The exercise
Scan the material and copy every line in which "header" appears.

:::::

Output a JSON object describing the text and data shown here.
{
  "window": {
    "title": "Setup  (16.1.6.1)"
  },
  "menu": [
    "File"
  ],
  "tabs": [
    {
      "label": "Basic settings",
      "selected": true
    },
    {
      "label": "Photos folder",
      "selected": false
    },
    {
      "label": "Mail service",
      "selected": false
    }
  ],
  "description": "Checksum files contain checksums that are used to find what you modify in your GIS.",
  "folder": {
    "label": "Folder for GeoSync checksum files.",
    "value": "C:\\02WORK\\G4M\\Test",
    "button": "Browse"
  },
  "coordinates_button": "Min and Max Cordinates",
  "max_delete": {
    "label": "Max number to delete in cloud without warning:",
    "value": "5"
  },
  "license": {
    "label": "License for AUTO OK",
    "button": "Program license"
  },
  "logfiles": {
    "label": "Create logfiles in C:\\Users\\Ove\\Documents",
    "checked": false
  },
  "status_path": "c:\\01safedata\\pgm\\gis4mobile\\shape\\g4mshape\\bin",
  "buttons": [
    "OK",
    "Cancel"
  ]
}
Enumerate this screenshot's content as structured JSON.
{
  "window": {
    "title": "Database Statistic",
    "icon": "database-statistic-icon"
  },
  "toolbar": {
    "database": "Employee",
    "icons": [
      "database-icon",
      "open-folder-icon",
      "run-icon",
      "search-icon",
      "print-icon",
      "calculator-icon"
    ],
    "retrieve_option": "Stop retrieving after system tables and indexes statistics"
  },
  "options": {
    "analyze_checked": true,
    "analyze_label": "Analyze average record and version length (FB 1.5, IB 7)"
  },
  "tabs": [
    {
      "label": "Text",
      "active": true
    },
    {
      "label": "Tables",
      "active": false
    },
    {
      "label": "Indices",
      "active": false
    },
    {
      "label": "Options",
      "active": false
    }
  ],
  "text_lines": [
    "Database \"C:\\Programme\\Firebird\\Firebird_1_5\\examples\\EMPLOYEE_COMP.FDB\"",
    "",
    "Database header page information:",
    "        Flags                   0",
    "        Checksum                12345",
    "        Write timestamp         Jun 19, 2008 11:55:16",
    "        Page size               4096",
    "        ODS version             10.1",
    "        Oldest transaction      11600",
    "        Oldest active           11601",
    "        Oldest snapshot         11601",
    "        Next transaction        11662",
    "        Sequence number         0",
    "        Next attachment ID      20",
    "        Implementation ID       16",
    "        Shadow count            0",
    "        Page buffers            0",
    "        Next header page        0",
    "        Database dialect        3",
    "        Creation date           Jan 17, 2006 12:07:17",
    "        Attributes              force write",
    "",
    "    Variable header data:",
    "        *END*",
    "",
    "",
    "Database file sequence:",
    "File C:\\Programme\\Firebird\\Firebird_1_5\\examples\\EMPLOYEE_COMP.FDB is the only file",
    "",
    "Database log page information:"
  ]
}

:::::

Correct response
    "Database header page information:",
    "        Next header page        0",
    "    Variable header data:",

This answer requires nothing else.